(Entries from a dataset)

_ _ _ _ _ _ _

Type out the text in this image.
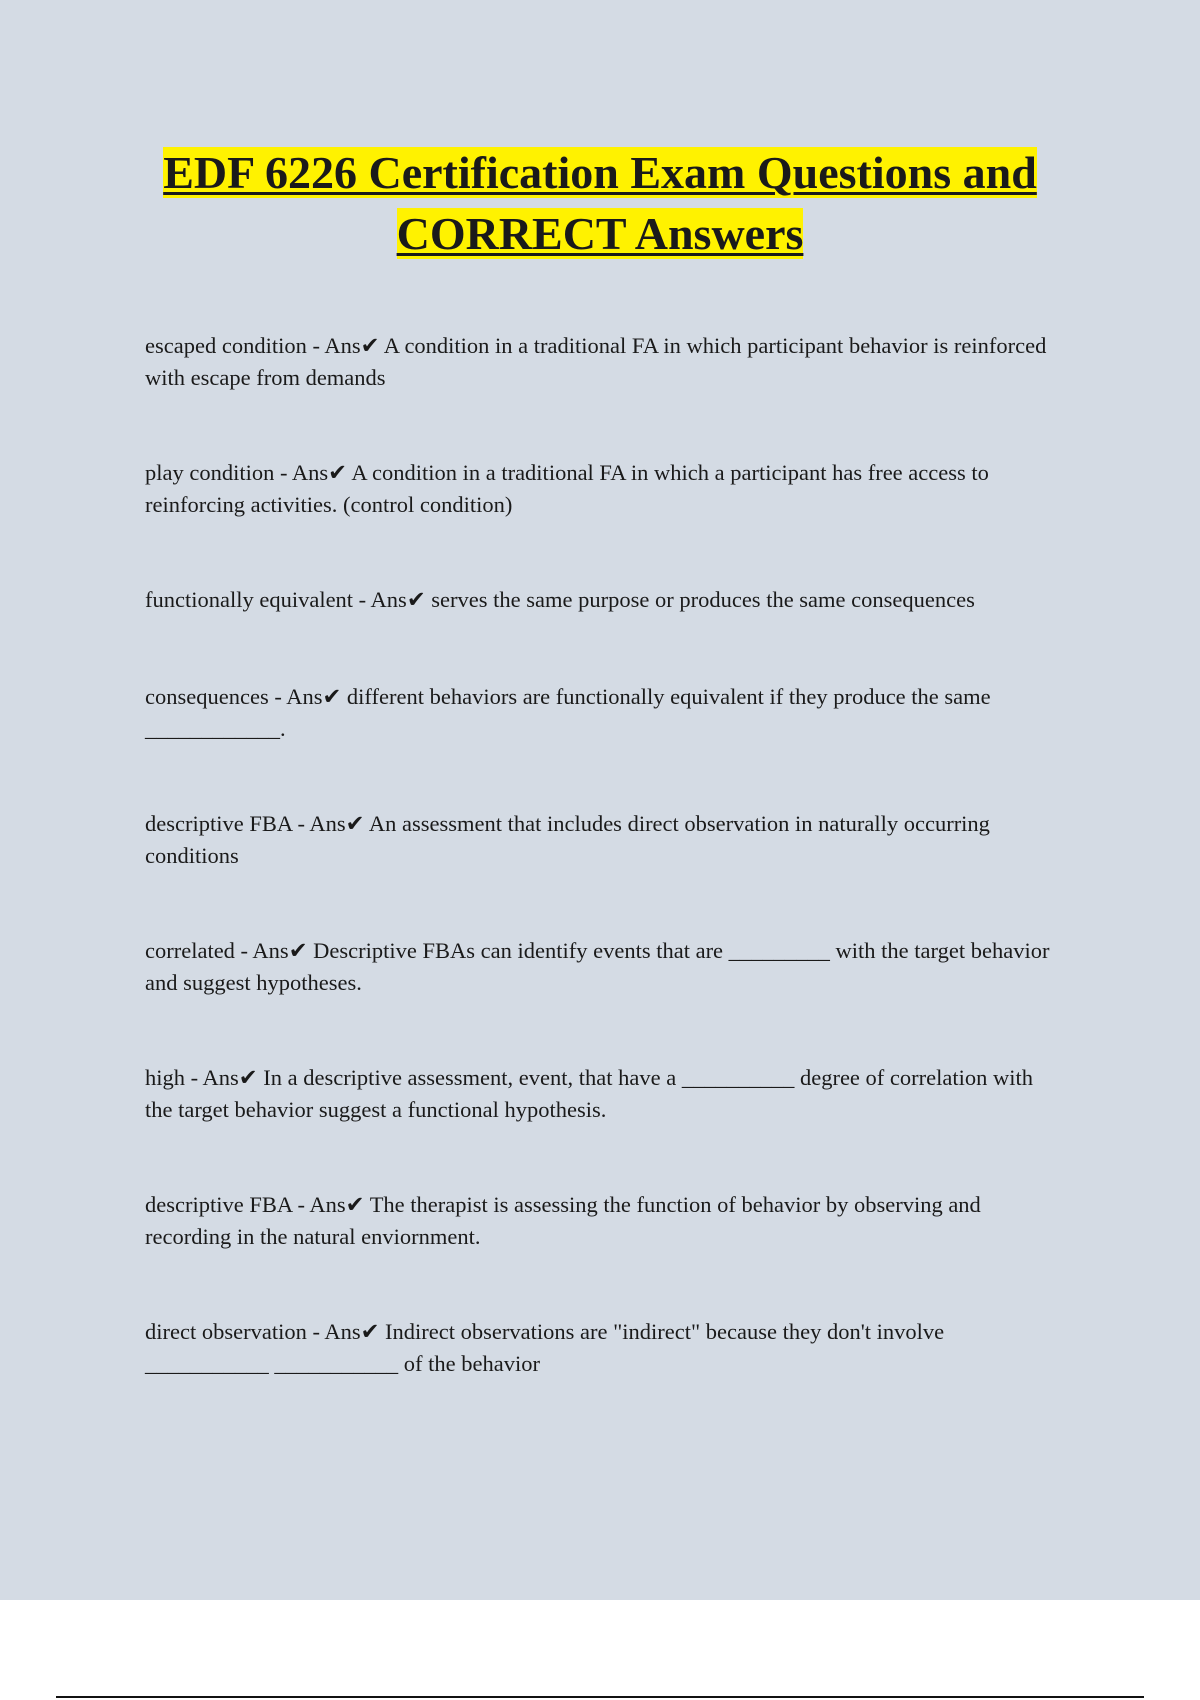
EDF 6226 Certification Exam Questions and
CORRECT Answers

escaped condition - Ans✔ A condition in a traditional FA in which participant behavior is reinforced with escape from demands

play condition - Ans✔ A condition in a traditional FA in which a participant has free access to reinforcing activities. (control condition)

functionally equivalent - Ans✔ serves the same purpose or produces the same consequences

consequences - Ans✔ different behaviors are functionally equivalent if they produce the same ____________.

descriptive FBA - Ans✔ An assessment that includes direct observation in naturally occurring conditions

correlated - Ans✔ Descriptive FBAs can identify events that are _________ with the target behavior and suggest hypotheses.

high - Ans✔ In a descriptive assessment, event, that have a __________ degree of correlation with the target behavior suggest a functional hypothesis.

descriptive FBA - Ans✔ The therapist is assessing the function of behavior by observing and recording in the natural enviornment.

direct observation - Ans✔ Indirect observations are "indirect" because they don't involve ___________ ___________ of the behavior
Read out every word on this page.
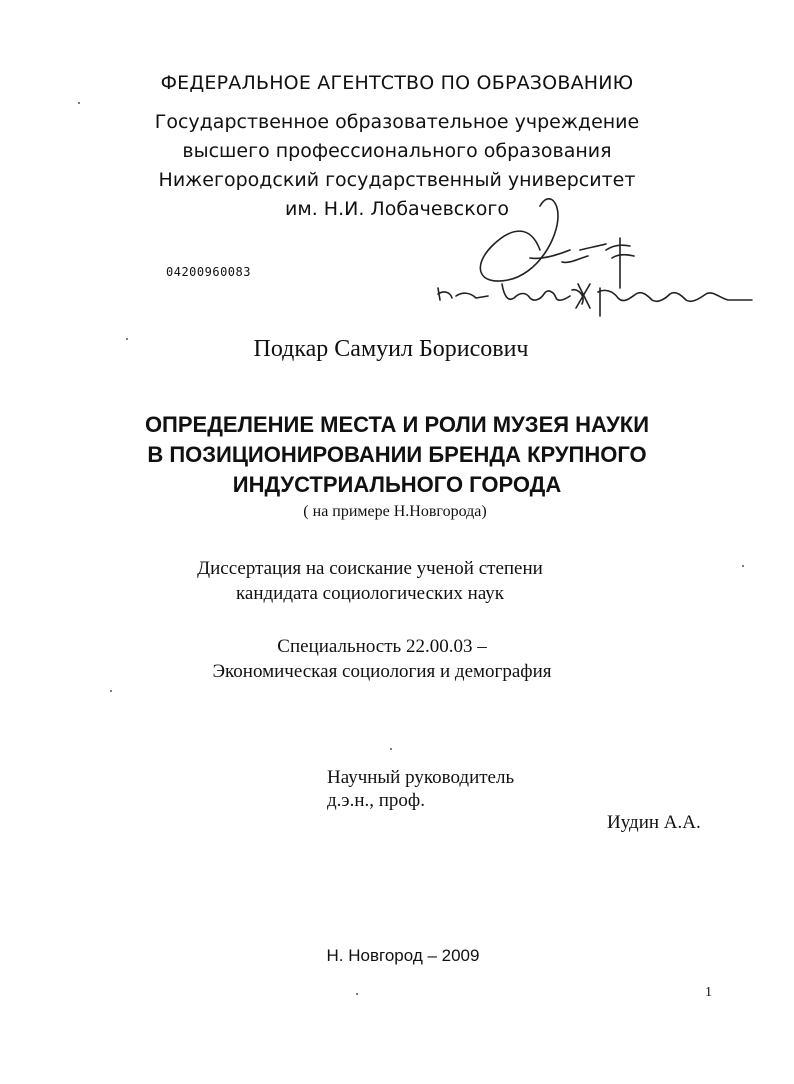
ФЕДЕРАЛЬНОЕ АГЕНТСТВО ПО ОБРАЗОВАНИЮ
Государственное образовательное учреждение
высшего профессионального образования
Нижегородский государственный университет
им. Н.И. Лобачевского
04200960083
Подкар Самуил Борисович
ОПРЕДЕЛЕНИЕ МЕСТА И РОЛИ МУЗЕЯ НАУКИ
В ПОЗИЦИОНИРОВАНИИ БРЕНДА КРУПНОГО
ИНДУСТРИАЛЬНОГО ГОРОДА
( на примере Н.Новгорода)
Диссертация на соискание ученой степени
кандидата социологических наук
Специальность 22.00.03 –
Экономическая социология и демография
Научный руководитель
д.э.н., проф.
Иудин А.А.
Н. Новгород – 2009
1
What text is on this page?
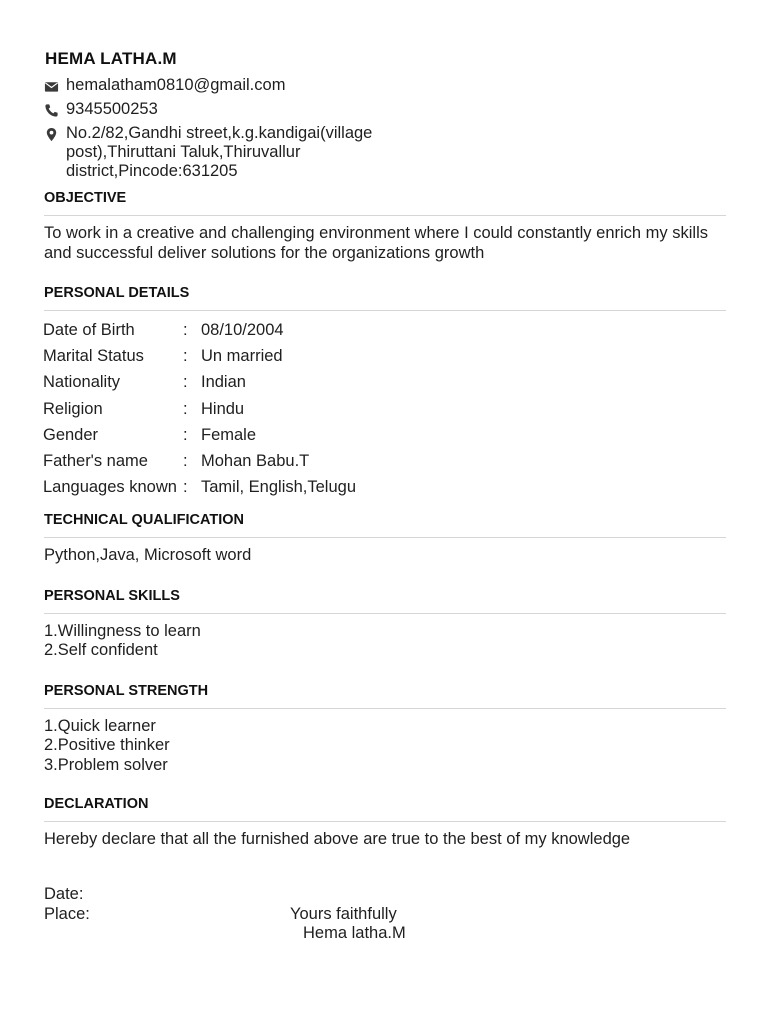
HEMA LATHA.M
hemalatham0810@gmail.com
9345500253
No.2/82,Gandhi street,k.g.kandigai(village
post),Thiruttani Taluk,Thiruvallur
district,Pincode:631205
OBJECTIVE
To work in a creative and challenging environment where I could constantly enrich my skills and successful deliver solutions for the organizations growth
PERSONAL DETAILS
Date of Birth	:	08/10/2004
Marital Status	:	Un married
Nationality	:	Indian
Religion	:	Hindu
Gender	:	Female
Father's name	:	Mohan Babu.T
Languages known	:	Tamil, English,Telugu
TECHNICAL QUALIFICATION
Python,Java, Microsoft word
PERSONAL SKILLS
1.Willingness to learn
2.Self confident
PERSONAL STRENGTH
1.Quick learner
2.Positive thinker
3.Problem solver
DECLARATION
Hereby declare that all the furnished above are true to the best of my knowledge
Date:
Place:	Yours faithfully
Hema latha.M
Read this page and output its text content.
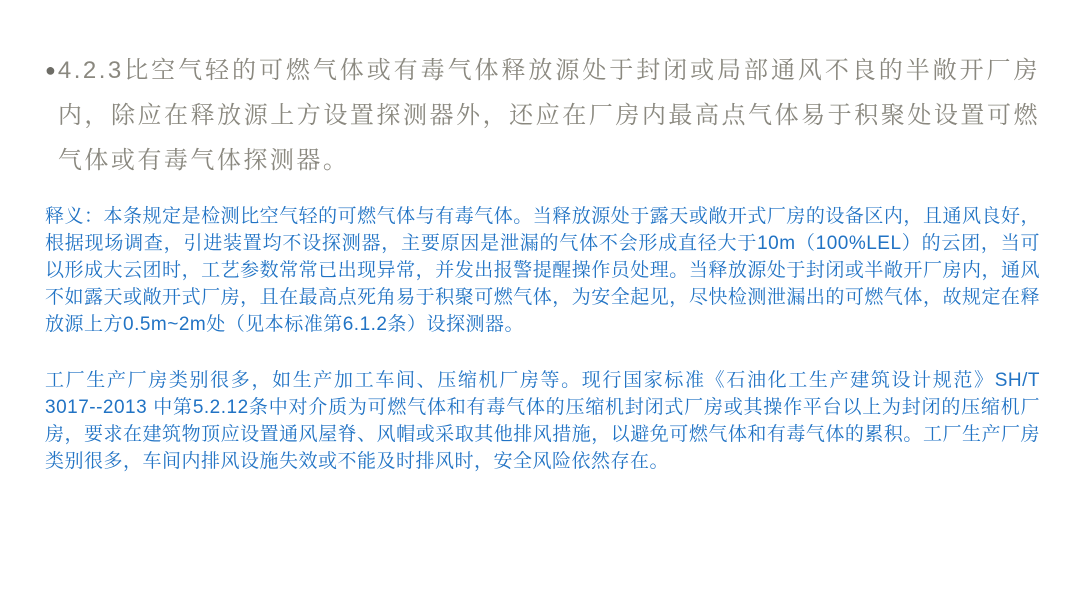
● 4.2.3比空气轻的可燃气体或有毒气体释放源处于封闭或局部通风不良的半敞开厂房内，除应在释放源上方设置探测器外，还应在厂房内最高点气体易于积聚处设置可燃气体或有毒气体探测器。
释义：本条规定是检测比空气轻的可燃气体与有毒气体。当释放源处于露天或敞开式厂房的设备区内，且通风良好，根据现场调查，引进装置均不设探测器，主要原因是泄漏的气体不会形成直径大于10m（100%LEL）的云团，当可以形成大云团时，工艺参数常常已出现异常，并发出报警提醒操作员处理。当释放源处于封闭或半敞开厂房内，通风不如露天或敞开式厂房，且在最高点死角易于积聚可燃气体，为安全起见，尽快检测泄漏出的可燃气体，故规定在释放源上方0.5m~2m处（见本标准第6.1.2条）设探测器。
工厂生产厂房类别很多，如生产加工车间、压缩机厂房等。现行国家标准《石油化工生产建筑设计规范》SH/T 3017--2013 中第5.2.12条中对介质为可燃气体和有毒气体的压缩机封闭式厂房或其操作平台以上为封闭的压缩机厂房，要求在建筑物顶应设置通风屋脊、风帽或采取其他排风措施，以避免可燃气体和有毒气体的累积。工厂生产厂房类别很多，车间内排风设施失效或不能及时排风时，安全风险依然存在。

_ _ _ _ _ _ _

■ Given task
Set down the material above as is, without any pictures.

■ Exercise output
Type out the text in this image.
EDF 6226 Certification Exam Questions and
CORRECT Answers

escaped condition - Ans✔ A condition in a traditional FA in which participant behavior is reinforced with escape from demands

play condition - Ans✔ A condition in a traditional FA in which a participant has free access to reinforcing activities. (control condition)

functionally equivalent - Ans✔ serves the same purpose or produces the same consequences

consequences - Ans✔ different behaviors are functionally equivalent if they produce the same ____________.

descriptive FBA - Ans✔ An assessment that includes direct observation in naturally occurring conditions

correlated - Ans✔ Descriptive FBAs can identify events that are _________ with the target behavior and suggest hypotheses.

high - Ans✔ In a descriptive assessment, event, that have a __________ degree of correlation with the target behavior suggest a functional hypothesis.

descriptive FBA - Ans✔ The therapist is assessing the function of behavior by observing and recording in the natural enviornment.

direct observation - Ans✔ Indirect observations are "indirect" because they don't involve ___________ ___________ of the behavior
Read out every word on this page.
ФЕДЕРАЛЬНОЕ АГЕНТСТВО ПО ОБРАЗОВАНИЮ
Государственное образовательное учреждение
высшего профессионального образования
Нижегородский государственный университет
им. Н.И. Лобачевского
04200960083
Подкар Самуил Борисович
ОПРЕДЕЛЕНИЕ МЕСТА И РОЛИ МУЗЕЯ НАУКИ
В ПОЗИЦИОНИРОВАНИИ БРЕНДА КРУПНОГО
ИНДУСТРИАЛЬНОГО ГОРОДА
( на примере Н.Новгорода)
Диссертация на соискание ученой степени
кандидата социологических наук
Специальность 22.00.03 –
Экономическая социология и демография
Научный руководитель
д.э.н., проф.
Иудин А.А.
Н. Новгород – 2009
1
What text is on this page?
HEMA LATHA.M
hemalatham0810@gmail.com
9345500253
No.2/82,Gandhi street,k.g.kandigai(village
post),Thiruttani Taluk,Thiruvallur
district,Pincode:631205
OBJECTIVE
To work in a creative and challenging environment where I could constantly enrich my skills and successful deliver solutions for the organizations growth
PERSONAL DETAILS
Date of Birth	:	08/10/2004
Marital Status	:	Un married
Nationality	:	Indian
Religion	:	Hindu
Gender	:	Female
Father's name	:	Mohan Babu.T
Languages known	:	Tamil, English,Telugu
TECHNICAL QUALIFICATION
Python,Java, Microsoft word
PERSONAL SKILLS
1.Willingness to learn
2.Self confident
PERSONAL STRENGTH
1.Quick learner
2.Positive thinker
3.Problem solver
DECLARATION
Hereby declare that all the furnished above are true to the best of my knowledge
Date:
Place:	Yours faithfully
Hema latha.M
Read this page and output its text content.
● 4.2.3比空气轻的可燃气体或有毒气体释放源处于封闭或局部通风不良的半敞开厂房内，除应在释放源上方设置探测器外，还应在厂房内最高点气体易于积聚处设置可燃气体或有毒气体探测器。
释义：本条规定是检测比空气轻的可燃气体与有毒气体。当释放源处于露天或敞开式厂房的设备区内，且通风良好，根据现场调查，引进装置均不设探测器，主要原因是泄漏的气体不会形成直径大于10m（100%LEL）的云团，当可以形成大云团时，工艺参数常常已出现异常，并发出报警提醒操作员处理。当释放源处于封闭或半敞开厂房内，通风不如露天或敞开式厂房，且在最高点死角易于积聚可燃气体，为安全起见，尽快检测泄漏出的可燃气体，故规定在释放源上方0.5m~2m处（见本标准第6.1.2条）设探测器。
工厂生产厂房类别很多，如生产加工车间、压缩机厂房等。现行国家标准《石油化工生产建筑设计规范》SH/T 3017--2013 中第5.2.12条中对介质为可燃气体和有毒气体的压缩机封闭式厂房或其操作平台以上为封闭的压缩机厂房，要求在建筑物顶应设置通风屋脊、风帽或采取其他排风措施，以避免可燃气体和有毒气体的累积。工厂生产厂房类别很多，车间内排风设施失效或不能及时排风时，安全风险依然存在。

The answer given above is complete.